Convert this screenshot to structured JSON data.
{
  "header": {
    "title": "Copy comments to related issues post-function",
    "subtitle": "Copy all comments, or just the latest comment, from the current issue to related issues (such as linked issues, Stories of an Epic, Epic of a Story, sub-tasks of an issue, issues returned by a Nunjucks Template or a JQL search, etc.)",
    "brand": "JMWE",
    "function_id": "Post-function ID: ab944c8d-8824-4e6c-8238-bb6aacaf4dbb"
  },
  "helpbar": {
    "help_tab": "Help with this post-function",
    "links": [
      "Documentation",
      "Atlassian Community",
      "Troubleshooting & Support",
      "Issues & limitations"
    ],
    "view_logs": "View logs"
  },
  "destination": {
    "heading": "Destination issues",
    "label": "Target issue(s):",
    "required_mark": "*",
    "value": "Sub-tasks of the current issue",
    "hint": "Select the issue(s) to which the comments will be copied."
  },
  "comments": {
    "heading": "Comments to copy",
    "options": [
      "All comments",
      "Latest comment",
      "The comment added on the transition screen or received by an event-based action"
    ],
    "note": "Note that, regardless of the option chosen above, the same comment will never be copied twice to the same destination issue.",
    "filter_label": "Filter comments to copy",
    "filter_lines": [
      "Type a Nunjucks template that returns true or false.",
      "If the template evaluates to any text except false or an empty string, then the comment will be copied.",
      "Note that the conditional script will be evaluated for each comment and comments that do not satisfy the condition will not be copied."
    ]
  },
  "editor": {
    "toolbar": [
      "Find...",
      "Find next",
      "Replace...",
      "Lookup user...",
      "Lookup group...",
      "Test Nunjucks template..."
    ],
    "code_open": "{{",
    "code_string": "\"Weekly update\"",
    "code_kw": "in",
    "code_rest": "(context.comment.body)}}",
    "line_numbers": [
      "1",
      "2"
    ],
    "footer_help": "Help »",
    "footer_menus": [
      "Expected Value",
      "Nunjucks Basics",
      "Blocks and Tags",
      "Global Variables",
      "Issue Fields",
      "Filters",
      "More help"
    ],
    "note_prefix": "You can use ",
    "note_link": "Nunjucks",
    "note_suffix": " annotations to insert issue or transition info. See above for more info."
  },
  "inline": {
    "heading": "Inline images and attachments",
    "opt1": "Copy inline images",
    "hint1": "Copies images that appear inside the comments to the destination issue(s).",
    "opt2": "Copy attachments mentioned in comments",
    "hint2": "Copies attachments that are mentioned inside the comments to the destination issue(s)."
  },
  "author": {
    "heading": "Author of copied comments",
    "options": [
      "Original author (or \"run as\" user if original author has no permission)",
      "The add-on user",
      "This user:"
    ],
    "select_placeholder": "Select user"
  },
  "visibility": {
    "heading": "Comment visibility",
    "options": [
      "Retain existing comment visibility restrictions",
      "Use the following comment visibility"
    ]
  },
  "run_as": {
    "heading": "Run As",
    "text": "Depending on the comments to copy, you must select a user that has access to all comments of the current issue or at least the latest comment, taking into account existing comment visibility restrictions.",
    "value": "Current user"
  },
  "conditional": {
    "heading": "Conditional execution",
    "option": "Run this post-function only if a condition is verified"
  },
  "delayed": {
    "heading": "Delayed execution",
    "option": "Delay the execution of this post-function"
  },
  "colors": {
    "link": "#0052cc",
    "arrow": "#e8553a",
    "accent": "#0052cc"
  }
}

* [Work to be completed]: Transcribe the full listing above without leaving anything out.

* [Answer to this problem]:
Convert this screenshot to structured JSON data.
{
  "header": {
    "title": "Copy comments to related issues post-function",
    "subtitle": "Copy all comments, or just the latest comment, from the current issue to related issues (such as linked issues, Stories of an Epic, Epic of a Story, sub-tasks of an issue, issues returned by a Nunjucks Template or a JQL search, etc.)",
    "brand": "JMWE",
    "function_id": "Post-function ID: ab944c8d-8824-4e6c-8238-bb6aacaf4dbb"
  },
  "helpbar": {
    "help_tab": "Help with this post-function",
    "links": [
      "Documentation",
      "Atlassian Community",
      "Troubleshooting & Support",
      "Issues & limitations"
    ],
    "view_logs": "View logs"
  },
  "destination": {
    "heading": "Destination issues",
    "label": "Target issue(s):",
    "required_mark": "*",
    "value": "Sub-tasks of the current issue",
    "hint": "Select the issue(s) to which the comments will be copied."
  },
  "comments": {
    "heading": "Comments to copy",
    "options": [
      "All comments",
      "Latest comment",
      "The comment added on the transition screen or received by an event-based action"
    ],
    "note": "Note that, regardless of the option chosen above, the same comment will never be copied twice to the same destination issue.",
    "filter_label": "Filter comments to copy",
    "filter_lines": [
      "Type a Nunjucks template that returns true or false.",
      "If the template evaluates to any text except false or an empty string, then the comment will be copied.",
      "Note that the conditional script will be evaluated for each comment and comments that do not satisfy the condition will not be copied."
    ]
  },
  "editor": {
    "toolbar": [
      "Find...",
      "Find next",
      "Replace...",
      "Lookup user...",
      "Lookup group...",
      "Test Nunjucks template..."
    ],
    "code_open": "{{",
    "code_string": "\"Weekly update\"",
    "code_kw": "in",
    "code_rest": "(context.comment.body)}}",
    "line_numbers": [
      "1",
      "2"
    ],
    "footer_help": "Help »",
    "footer_menus": [
      "Expected Value",
      "Nunjucks Basics",
      "Blocks and Tags",
      "Global Variables",
      "Issue Fields",
      "Filters",
      "More help"
    ],
    "note_prefix": "You can use ",
    "note_link": "Nunjucks",
    "note_suffix": " annotations to insert issue or transition info. See above for more info."
  },
  "inline": {
    "heading": "Inline images and attachments",
    "opt1": "Copy inline images",
    "hint1": "Copies images that appear inside the comments to the destination issue(s).",
    "opt2": "Copy attachments mentioned in comments",
    "hint2": "Copies attachments that are mentioned inside the comments to the destination issue(s)."
  },
  "author": {
    "heading": "Author of copied comments",
    "options": [
      "Original author (or \"run as\" user if original author has no permission)",
      "The add-on user",
      "This user:"
    ],
    "select_placeholder": "Select user"
  },
  "visibility": {
    "heading": "Comment visibility",
    "options": [
      "Retain existing comment visibility restrictions",
      "Use the following comment visibility"
    ]
  },
  "run_as": {
    "heading": "Run As",
    "text": "Depending on the comments to copy, you must select a user that has access to all comments of the current issue or at least the latest comment, taking into account existing comment visibility restrictions.",
    "value": "Current user"
  },
  "conditional": {
    "heading": "Conditional execution",
    "option": "Run this post-function only if a condition is verified"
  },
  "delayed": {
    "heading": "Delayed execution",
    "option": "Delay the execution of this post-function"
  },
  "colors": {
    "link": "#0052cc",
    "arrow": "#e8553a",
    "accent": "#0052cc"
  }
}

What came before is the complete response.